[BEGIN Data provided]

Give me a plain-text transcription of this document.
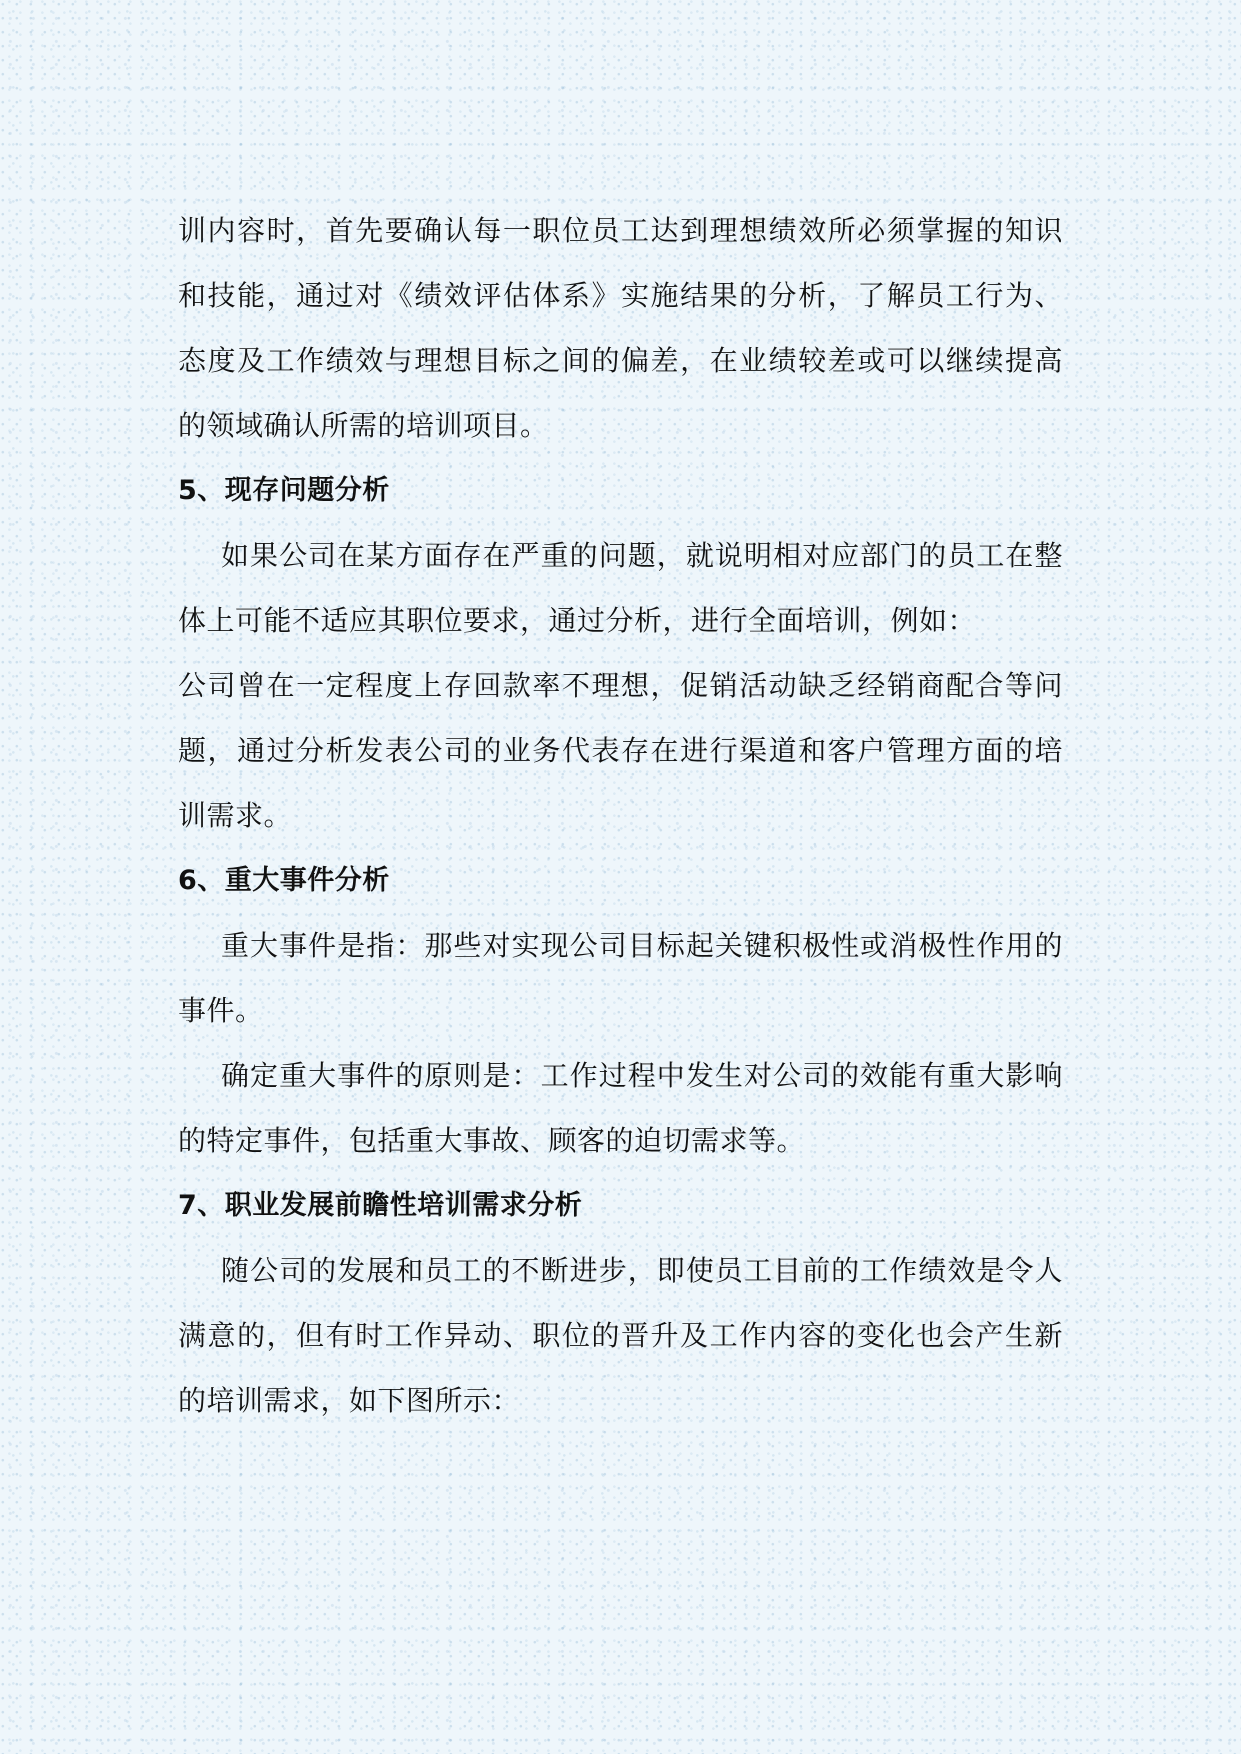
训内容时，首先要确认每一职位员工达到理想绩效所必须掌握的知识
和技能，通过对《绩效评估体系》实施结果的分析，了解员工行为、
态度及工作绩效与理想目标之间的偏差，在业绩较差或可以继续提高
的领域确认所需的培训项目。
5、现存问题分析
如果公司在某方面存在严重的问题，就说明相对应部门的员工在整
体上可能不适应其职位要求，通过分析，进行全面培训，例如：
公司曾在一定程度上存回款率不理想，促销活动缺乏经销商配合等问
题，通过分析发表公司的业务代表存在进行渠道和客户管理方面的培
训需求。
6、重大事件分析
重大事件是指：那些对实现公司目标起关键积极性或消极性作用的
事件。
确定重大事件的原则是：工作过程中发生对公司的效能有重大影响
的特定事件，包括重大事故、顾客的迫切需求等。
7、职业发展前瞻性培训需求分析
随公司的发展和员工的不断进步，即使员工目前的工作绩效是令人
满意的，但有时工作异动、职位的晋升及工作内容的变化也会产生新
的培训需求，如下图所示：
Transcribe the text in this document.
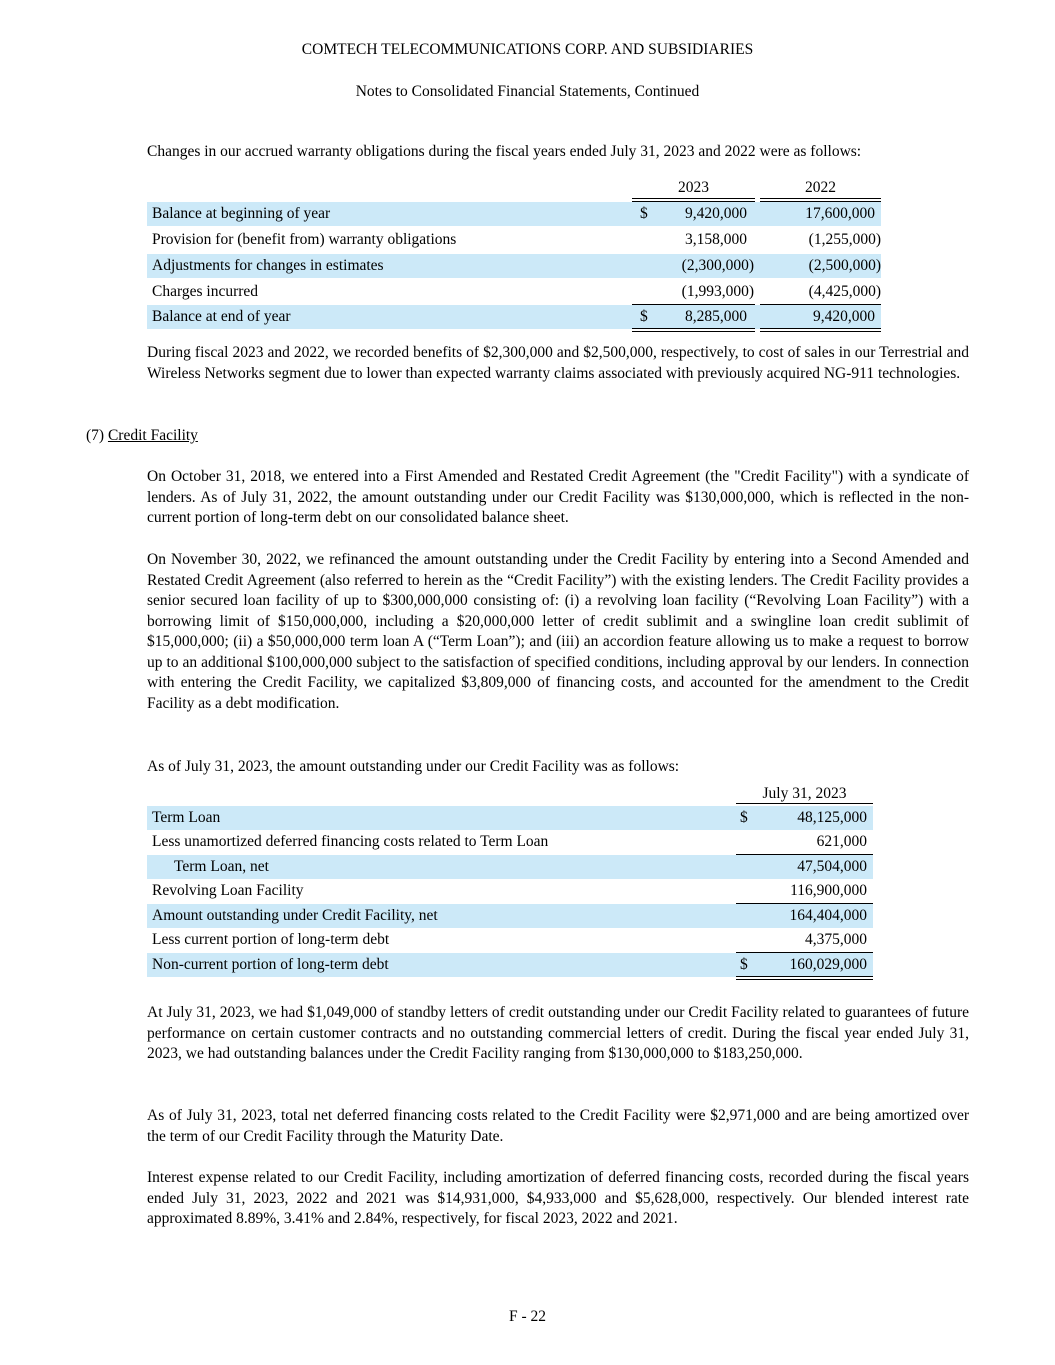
COMTECH TELECOMMUNICATIONS CORP. AND SUBSIDIARIES
Notes to Consolidated Financial Statements, Continued
Changes in our accrued warranty obligations during the fiscal years ended July 31, 2023 and 2022 were as follows:
2023	2022
Balance at beginning of year	$	9,420,000	17,600,000
Provision for (benefit from) warranty obligations	3,158,000	(1,255,000)
Adjustments for changes in estimates	(2,300,000)	(2,500,000)
Charges incurred	(1,993,000)	(4,425,000)
Balance at end of year	$	8,285,000	9,420,000
During fiscal 2023 and 2022, we recorded benefits of $2,300,000 and $2,500,000, respectively, to cost of sales in our Terrestrial and Wireless Networks segment due to lower than expected warranty claims associated with previously acquired NG-911 technologies.
(7) Credit Facility
On October 31, 2018, we entered into a First Amended and Restated Credit Agreement (the "Credit Facility") with a syndicate of lenders. As of July 31, 2022, the amount outstanding under our Credit Facility was $130,000,000, which is reflected in the non-current portion of long-term debt on our consolidated balance sheet.
On November 30, 2022, we refinanced the amount outstanding under the Credit Facility by entering into a Second Amended and Restated Credit Agreement (also referred to herein as the “Credit Facility”) with the existing lenders. The Credit Facility provides a senior secured loan facility of up to $300,000,000 consisting of: (i) a revolving loan facility (“Revolving Loan Facility”) with a borrowing limit of $150,000,000, including a $20,000,000 letter of credit sublimit and a swingline loan credit sublimit of $15,000,000; (ii) a $50,000,000 term loan A (“Term Loan”); and (iii) an accordion feature allowing us to make a request to borrow up to an additional $100,000,000 subject to the satisfaction of specified conditions, including approval by our lenders. In connection with entering the Credit Facility, we capitalized $3,809,000 of financing costs, and accounted for the amendment to the Credit Facility as a debt modification.
As of July 31, 2023, the amount outstanding under our Credit Facility was as follows:
July 31, 2023
Term Loan	$	48,125,000
Less unamortized deferred financing costs related to Term Loan	621,000
Term Loan, net	47,504,000
Revolving Loan Facility	116,900,000
Amount outstanding under Credit Facility, net	164,404,000
Less current portion of long-term debt	4,375,000
Non-current portion of long-term debt	$	160,029,000
At July 31, 2023, we had $1,049,000 of standby letters of credit outstanding under our Credit Facility related to guarantees of future performance on certain customer contracts and no outstanding commercial letters of credit. During the fiscal year ended July 31, 2023, we had outstanding balances under the Credit Facility ranging from $130,000,000 to $183,250,000.
As of July 31, 2023, total net deferred financing costs related to the Credit Facility were $2,971,000 and are being amortized over the term of our Credit Facility through the Maturity Date.
Interest expense related to our Credit Facility, including amortization of deferred financing costs, recorded during the fiscal years ended July 31, 2023, 2022 and 2021 was $14,931,000, $4,933,000 and $5,628,000, respectively. Our blended interest rate approximated 8.89%, 3.41% and 2.84%, respectively, for fiscal 2023, 2022 and 2021.
F - 22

[END Data provided]

* Goal: In the records above, how many lines hold the string "obligations"? Reply with only the number.

* Exercise response: 2